── Input records

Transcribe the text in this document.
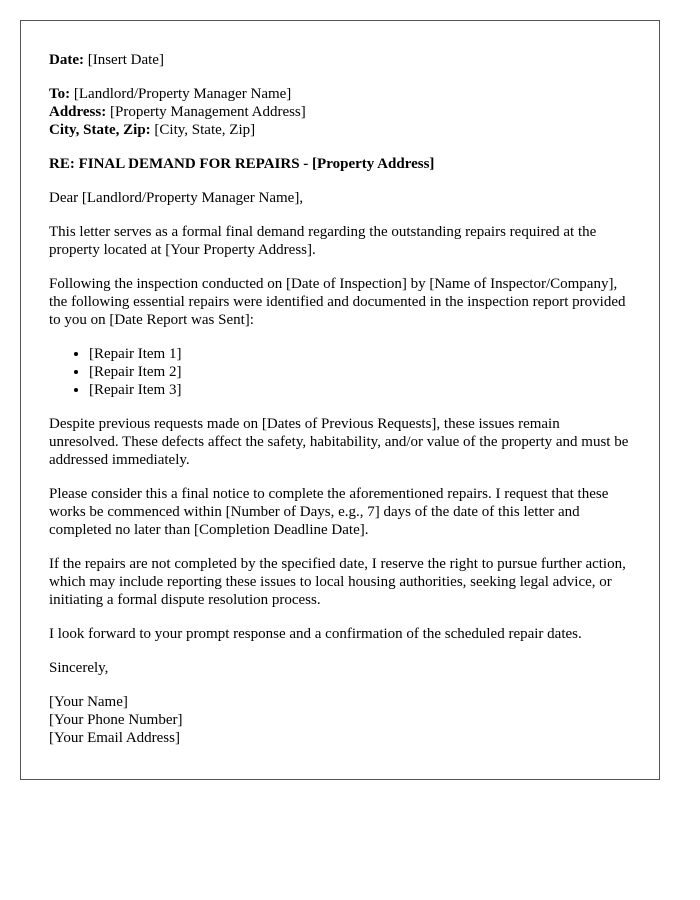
Date: [Insert Date]
To: [Landlord/Property Manager Name]
Address: [Property Management Address]
City, State, Zip: [City, State, Zip]

RE: FINAL DEMAND FOR REPAIRS - [Property Address]

Dear [Landlord/Property Manager Name],

This letter serves as a formal final demand regarding the outstanding repairs required at the property located at [Your Property Address].

Following the inspection conducted on [Date of Inspection] by [Name of Inspector/Company], the following essential repairs were identified and documented in the inspection report provided to you on [Date Report was Sent]:

• [Repair Item 1]
• [Repair Item 2]
• [Repair Item 3]

Despite previous requests made on [Dates of Previous Requests], these issues remain unresolved. These defects affect the safety, habitability, and/or value of the property and must be addressed immediately.

Please consider this a final notice to complete the aforementioned repairs. I request that these works be commenced within [Number of Days, e.g., 7] days of the date of this letter and completed no later than [Completion Deadline Date].

If the repairs are not completed by the specified date, I reserve the right to pursue further action, which may include reporting these issues to local housing authorities, seeking legal advice, or initiating a formal dispute resolution process.

I look forward to your prompt response and a confirmation of the scheduled repair dates.

Sincerely,

[Your Name]
[Your Phone Number]
[Your Email Address]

────

**Task requirements:** Send back the data above word for word, with the pictures left out.

**Task result:**
Transcribe the text in this document.
Date: [Insert Date]
To: [Landlord/Property Manager Name]
Address: [Property Management Address]
City, State, Zip: [City, State, Zip]

RE: FINAL DEMAND FOR REPAIRS - [Property Address]

Dear [Landlord/Property Manager Name],

This letter serves as a formal final demand regarding the outstanding repairs required at the property located at [Your Property Address].

Following the inspection conducted on [Date of Inspection] by [Name of Inspector/Company], the following essential repairs were identified and documented in the inspection report provided to you on [Date Report was Sent]:

• [Repair Item 1]
• [Repair Item 2]
• [Repair Item 3]

Despite previous requests made on [Dates of Previous Requests], these issues remain unresolved. These defects affect the safety, habitability, and/or value of the property and must be addressed immediately.

Please consider this a final notice to complete the aforementioned repairs. I request that these works be commenced within [Number of Days, e.g., 7] days of the date of this letter and completed no later than [Completion Deadline Date].

If the repairs are not completed by the specified date, I reserve the right to pursue further action, which may include reporting these issues to local housing authorities, seeking legal advice, or initiating a formal dispute resolution process.

I look forward to your prompt response and a confirmation of the scheduled repair dates.

Sincerely,

[Your Name]
[Your Phone Number]
[Your Email Address]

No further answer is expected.